▶ AIM OF THE EXERCISE:
Pick out the lines containing "these".

[Dataset items]
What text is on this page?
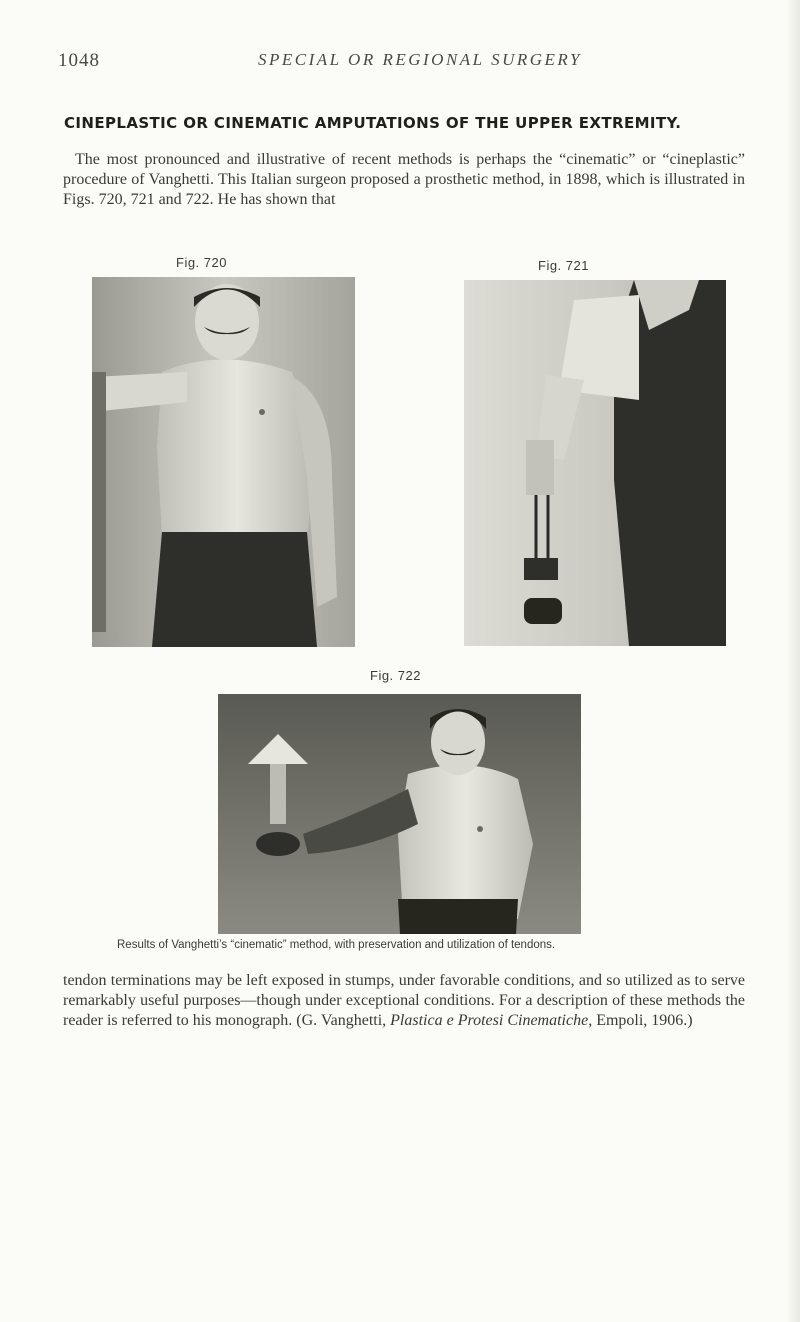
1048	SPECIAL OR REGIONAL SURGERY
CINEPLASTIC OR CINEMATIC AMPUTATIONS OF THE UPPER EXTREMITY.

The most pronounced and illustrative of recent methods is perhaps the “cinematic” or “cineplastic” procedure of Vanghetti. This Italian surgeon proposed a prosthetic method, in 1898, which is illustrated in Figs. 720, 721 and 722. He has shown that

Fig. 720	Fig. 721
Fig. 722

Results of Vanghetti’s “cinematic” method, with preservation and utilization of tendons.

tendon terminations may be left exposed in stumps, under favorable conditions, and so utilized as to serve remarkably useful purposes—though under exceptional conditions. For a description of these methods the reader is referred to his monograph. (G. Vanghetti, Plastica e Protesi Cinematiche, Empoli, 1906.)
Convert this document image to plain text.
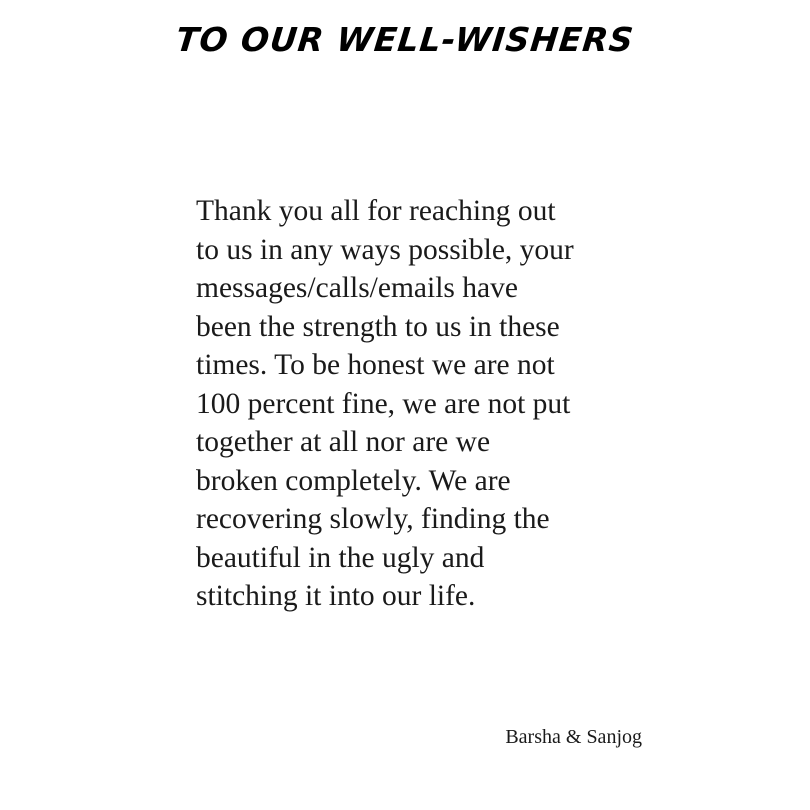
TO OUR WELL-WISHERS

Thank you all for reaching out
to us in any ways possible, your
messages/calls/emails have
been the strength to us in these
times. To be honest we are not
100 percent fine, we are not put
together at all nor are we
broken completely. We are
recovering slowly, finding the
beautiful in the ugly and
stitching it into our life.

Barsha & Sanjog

▶ OUTPUT OF THE EXERCISE:
tendon terminations may be left exposed in stumps, under favorable conditions, and so utilized as to serve remarkably useful purposes—though under exceptional conditions. For a description of these methods the reader is referred to his monograph. (G. Vanghetti, Plastica e Protesi Cinematiche, Empoli, 1906.)
been the strength to us in these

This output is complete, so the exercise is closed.